Raw records:
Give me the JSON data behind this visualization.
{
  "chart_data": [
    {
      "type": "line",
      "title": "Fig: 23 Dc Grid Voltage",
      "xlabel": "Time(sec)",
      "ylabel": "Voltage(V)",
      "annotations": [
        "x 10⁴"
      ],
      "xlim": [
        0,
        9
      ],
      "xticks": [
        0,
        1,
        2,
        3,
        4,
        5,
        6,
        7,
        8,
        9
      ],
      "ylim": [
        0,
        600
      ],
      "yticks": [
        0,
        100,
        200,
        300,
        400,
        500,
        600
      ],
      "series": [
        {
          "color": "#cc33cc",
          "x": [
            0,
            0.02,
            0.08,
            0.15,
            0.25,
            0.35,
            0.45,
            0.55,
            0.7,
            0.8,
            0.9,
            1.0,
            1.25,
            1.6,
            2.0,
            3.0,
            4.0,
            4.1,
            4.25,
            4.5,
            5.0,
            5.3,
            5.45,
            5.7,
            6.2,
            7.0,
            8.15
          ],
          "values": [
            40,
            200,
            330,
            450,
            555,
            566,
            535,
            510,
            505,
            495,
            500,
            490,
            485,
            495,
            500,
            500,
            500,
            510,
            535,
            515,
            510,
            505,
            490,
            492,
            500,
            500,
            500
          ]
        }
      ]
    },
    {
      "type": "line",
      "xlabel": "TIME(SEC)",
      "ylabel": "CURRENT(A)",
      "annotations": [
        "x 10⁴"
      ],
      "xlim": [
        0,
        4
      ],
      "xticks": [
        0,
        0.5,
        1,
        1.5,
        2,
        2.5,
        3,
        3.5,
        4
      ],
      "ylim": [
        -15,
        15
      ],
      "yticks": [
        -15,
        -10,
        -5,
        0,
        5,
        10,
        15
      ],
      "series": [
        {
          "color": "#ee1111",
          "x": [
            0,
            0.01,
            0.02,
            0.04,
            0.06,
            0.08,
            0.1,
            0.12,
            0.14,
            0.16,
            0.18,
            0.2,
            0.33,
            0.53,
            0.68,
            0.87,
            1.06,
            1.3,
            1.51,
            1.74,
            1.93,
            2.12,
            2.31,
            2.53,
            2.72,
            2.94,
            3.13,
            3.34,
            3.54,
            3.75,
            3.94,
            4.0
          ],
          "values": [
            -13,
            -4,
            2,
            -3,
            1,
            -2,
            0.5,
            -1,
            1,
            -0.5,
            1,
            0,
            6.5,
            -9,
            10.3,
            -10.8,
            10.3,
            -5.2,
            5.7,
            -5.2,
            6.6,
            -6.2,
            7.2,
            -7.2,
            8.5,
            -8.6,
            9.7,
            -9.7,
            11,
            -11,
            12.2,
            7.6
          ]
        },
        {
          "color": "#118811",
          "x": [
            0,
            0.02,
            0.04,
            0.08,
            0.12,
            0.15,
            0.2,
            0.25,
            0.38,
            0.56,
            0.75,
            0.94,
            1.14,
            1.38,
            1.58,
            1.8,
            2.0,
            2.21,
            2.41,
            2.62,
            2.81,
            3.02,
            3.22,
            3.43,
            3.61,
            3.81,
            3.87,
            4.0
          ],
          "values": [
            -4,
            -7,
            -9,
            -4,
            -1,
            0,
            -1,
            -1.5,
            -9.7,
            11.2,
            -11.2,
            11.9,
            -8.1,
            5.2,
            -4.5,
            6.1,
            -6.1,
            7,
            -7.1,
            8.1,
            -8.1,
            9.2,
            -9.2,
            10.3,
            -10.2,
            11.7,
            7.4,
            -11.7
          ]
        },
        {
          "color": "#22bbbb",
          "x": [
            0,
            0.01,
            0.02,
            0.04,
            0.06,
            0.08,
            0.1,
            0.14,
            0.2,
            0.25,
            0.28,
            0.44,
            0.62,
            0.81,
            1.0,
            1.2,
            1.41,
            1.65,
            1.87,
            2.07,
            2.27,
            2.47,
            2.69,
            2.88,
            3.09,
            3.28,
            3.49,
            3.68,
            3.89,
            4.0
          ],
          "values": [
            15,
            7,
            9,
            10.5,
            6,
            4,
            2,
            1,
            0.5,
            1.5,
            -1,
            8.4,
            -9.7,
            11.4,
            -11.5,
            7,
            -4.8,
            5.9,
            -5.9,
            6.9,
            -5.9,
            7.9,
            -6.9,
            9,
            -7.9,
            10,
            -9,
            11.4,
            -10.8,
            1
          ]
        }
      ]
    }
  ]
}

Job:
Copy out each record, keeping every word as it is.

Expected answer:
Give me the JSON data behind this visualization.
{
  "chart_data": [
    {
      "type": "line",
      "title": "Fig: 23 Dc Grid Voltage",
      "xlabel": "Time(sec)",
      "ylabel": "Voltage(V)",
      "annotations": [
        "x 10⁴"
      ],
      "xlim": [
        0,
        9
      ],
      "xticks": [
        0,
        1,
        2,
        3,
        4,
        5,
        6,
        7,
        8,
        9
      ],
      "ylim": [
        0,
        600
      ],
      "yticks": [
        0,
        100,
        200,
        300,
        400,
        500,
        600
      ],
      "series": [
        {
          "color": "#cc33cc",
          "x": [
            0,
            0.02,
            0.08,
            0.15,
            0.25,
            0.35,
            0.45,
            0.55,
            0.7,
            0.8,
            0.9,
            1.0,
            1.25,
            1.6,
            2.0,
            3.0,
            4.0,
            4.1,
            4.25,
            4.5,
            5.0,
            5.3,
            5.45,
            5.7,
            6.2,
            7.0,
            8.15
          ],
          "values": [
            40,
            200,
            330,
            450,
            555,
            566,
            535,
            510,
            505,
            495,
            500,
            490,
            485,
            495,
            500,
            500,
            500,
            510,
            535,
            515,
            510,
            505,
            490,
            492,
            500,
            500,
            500
          ]
        }
      ]
    },
    {
      "type": "line",
      "xlabel": "TIME(SEC)",
      "ylabel": "CURRENT(A)",
      "annotations": [
        "x 10⁴"
      ],
      "xlim": [
        0,
        4
      ],
      "xticks": [
        0,
        0.5,
        1,
        1.5,
        2,
        2.5,
        3,
        3.5,
        4
      ],
      "ylim": [
        -15,
        15
      ],
      "yticks": [
        -15,
        -10,
        -5,
        0,
        5,
        10,
        15
      ],
      "series": [
        {
          "color": "#ee1111",
          "x": [
            0,
            0.01,
            0.02,
            0.04,
            0.06,
            0.08,
            0.1,
            0.12,
            0.14,
            0.16,
            0.18,
            0.2,
            0.33,
            0.53,
            0.68,
            0.87,
            1.06,
            1.3,
            1.51,
            1.74,
            1.93,
            2.12,
            2.31,
            2.53,
            2.72,
            2.94,
            3.13,
            3.34,
            3.54,
            3.75,
            3.94,
            4.0
          ],
          "values": [
            -13,
            -4,
            2,
            -3,
            1,
            -2,
            0.5,
            -1,
            1,
            -0.5,
            1,
            0,
            6.5,
            -9,
            10.3,
            -10.8,
            10.3,
            -5.2,
            5.7,
            -5.2,
            6.6,
            -6.2,
            7.2,
            -7.2,
            8.5,
            -8.6,
            9.7,
            -9.7,
            11,
            -11,
            12.2,
            7.6
          ]
        },
        {
          "color": "#118811",
          "x": [
            0,
            0.02,
            0.04,
            0.08,
            0.12,
            0.15,
            0.2,
            0.25,
            0.38,
            0.56,
            0.75,
            0.94,
            1.14,
            1.38,
            1.58,
            1.8,
            2.0,
            2.21,
            2.41,
            2.62,
            2.81,
            3.02,
            3.22,
            3.43,
            3.61,
            3.81,
            3.87,
            4.0
          ],
          "values": [
            -4,
            -7,
            -9,
            -4,
            -1,
            0,
            -1,
            -1.5,
            -9.7,
            11.2,
            -11.2,
            11.9,
            -8.1,
            5.2,
            -4.5,
            6.1,
            -6.1,
            7,
            -7.1,
            8.1,
            -8.1,
            9.2,
            -9.2,
            10.3,
            -10.2,
            11.7,
            7.4,
            -11.7
          ]
        },
        {
          "color": "#22bbbb",
          "x": [
            0,
            0.01,
            0.02,
            0.04,
            0.06,
            0.08,
            0.1,
            0.14,
            0.2,
            0.25,
            0.28,
            0.44,
            0.62,
            0.81,
            1.0,
            1.2,
            1.41,
            1.65,
            1.87,
            2.07,
            2.27,
            2.47,
            2.69,
            2.88,
            3.09,
            3.28,
            3.49,
            3.68,
            3.89,
            4.0
          ],
          "values": [
            15,
            7,
            9,
            10.5,
            6,
            4,
            2,
            1,
            0.5,
            1.5,
            -1,
            8.4,
            -9.7,
            11.4,
            -11.5,
            7,
            -4.8,
            5.9,
            -5.9,
            6.9,
            -5.9,
            7.9,
            -6.9,
            9,
            -7.9,
            10,
            -9,
            11.4,
            -10.8,
            1
          ]
        }
      ]
    }
  ]
}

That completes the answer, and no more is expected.